- JOB -
Pull every line with the word "name" out of the entries below.
________
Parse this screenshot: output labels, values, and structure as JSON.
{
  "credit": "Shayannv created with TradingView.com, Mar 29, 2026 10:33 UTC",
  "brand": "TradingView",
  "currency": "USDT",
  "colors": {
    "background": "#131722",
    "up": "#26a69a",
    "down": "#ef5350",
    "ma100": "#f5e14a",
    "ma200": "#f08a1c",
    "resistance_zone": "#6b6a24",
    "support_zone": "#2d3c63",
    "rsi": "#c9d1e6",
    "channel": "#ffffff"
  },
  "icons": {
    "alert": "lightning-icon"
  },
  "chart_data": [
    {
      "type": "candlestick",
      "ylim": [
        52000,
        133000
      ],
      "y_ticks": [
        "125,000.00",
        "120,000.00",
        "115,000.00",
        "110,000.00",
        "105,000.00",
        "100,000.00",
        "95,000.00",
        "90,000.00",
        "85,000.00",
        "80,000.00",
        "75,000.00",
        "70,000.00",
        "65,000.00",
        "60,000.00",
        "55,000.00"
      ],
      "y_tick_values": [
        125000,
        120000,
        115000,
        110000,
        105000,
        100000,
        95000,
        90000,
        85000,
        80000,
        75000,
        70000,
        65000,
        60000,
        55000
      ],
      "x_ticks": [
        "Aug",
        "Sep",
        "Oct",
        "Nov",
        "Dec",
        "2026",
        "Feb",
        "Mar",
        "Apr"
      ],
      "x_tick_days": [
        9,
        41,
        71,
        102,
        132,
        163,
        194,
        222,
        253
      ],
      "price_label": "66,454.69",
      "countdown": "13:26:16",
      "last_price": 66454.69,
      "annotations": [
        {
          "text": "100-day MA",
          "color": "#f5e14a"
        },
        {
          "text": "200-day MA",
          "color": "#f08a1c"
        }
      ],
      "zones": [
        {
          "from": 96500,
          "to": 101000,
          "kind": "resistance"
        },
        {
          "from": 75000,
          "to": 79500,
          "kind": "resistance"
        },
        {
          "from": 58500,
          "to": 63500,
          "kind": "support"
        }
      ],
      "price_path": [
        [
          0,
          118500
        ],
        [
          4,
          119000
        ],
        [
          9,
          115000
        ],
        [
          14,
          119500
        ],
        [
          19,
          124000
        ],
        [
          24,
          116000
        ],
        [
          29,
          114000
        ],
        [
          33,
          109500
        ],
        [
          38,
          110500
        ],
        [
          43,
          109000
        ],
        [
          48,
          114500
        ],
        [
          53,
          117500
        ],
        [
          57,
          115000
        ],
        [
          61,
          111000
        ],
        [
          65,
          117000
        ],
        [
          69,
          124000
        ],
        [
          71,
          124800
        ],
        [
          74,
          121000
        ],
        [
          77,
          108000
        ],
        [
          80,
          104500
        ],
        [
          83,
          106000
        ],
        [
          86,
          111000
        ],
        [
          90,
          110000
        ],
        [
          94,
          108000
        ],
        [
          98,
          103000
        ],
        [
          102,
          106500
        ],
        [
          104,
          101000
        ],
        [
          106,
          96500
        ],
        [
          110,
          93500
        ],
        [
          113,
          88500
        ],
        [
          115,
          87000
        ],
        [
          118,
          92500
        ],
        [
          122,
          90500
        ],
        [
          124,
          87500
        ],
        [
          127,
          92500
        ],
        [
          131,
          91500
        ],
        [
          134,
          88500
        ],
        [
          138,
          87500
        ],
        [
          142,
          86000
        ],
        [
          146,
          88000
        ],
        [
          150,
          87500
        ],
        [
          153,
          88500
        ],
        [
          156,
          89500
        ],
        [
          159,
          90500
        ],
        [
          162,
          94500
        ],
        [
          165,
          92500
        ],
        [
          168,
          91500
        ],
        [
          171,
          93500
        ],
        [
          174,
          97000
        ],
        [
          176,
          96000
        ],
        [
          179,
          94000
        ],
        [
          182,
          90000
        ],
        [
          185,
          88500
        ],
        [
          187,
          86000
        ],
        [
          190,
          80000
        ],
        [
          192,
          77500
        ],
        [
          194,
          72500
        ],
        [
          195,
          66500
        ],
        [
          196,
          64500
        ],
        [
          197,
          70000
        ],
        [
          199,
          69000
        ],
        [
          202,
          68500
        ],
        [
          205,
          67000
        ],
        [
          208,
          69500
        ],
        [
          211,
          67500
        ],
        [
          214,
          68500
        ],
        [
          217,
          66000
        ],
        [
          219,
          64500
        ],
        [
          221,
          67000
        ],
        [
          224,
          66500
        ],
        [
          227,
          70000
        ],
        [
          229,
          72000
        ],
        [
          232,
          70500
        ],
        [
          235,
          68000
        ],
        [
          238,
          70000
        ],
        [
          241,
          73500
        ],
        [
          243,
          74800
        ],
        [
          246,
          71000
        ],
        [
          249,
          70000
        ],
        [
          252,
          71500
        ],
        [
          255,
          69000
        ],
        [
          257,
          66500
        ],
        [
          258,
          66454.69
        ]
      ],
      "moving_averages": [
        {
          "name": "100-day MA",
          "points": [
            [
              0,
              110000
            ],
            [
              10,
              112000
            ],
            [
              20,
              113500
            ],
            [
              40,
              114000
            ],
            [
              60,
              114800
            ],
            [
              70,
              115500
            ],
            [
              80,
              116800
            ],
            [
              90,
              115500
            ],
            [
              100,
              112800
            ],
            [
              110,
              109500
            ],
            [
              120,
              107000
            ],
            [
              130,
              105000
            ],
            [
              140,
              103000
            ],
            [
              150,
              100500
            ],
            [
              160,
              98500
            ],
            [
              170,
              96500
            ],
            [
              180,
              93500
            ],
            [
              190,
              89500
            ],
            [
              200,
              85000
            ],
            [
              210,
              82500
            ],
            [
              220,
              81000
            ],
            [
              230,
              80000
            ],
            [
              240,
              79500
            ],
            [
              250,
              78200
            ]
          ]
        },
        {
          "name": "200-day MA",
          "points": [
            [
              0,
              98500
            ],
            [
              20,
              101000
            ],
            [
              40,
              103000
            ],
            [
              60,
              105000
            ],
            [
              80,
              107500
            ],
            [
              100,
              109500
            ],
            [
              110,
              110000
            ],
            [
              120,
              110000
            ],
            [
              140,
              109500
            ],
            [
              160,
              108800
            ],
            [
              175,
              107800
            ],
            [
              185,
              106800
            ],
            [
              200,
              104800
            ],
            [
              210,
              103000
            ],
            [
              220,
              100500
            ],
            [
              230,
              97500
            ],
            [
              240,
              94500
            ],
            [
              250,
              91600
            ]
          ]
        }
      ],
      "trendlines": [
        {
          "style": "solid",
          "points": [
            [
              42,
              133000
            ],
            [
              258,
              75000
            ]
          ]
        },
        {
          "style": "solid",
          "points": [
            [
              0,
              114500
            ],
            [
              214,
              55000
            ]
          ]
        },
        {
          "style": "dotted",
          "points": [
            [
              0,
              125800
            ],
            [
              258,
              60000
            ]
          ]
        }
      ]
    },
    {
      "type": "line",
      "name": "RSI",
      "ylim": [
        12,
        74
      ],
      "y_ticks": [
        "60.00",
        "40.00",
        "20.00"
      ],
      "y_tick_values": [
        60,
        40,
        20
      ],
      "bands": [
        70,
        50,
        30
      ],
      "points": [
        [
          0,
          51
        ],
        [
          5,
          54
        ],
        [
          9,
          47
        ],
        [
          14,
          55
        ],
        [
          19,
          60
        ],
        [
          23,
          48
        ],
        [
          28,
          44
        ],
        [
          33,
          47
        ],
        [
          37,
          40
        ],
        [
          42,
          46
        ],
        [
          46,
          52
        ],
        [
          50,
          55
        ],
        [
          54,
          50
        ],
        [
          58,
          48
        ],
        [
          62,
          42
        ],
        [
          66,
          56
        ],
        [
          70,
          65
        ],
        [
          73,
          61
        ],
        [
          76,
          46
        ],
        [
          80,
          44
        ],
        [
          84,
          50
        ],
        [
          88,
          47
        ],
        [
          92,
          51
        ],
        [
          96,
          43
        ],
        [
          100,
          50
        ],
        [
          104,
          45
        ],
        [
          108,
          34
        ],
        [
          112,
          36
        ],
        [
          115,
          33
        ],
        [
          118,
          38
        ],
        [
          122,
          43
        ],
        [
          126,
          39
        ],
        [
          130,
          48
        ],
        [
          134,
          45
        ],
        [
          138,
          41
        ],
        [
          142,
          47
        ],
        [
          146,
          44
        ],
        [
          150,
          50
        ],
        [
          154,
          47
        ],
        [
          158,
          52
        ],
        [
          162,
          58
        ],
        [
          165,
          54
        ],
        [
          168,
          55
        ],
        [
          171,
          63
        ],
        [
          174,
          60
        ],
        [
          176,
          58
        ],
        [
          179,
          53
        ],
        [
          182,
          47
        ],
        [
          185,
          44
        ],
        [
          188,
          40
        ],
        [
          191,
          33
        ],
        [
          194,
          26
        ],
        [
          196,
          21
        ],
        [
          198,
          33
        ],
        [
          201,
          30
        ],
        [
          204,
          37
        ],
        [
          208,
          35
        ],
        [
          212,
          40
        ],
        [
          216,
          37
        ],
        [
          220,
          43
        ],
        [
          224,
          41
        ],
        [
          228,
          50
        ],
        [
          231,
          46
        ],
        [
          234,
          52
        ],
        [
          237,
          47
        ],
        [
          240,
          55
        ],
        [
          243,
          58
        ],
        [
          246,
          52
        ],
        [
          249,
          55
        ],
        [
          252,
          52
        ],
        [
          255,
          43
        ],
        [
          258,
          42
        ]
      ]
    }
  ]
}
________
- WRITTEN ANSWER -
          "name": "100-day MA",
          "name": "200-day MA",
      "name": "RSI",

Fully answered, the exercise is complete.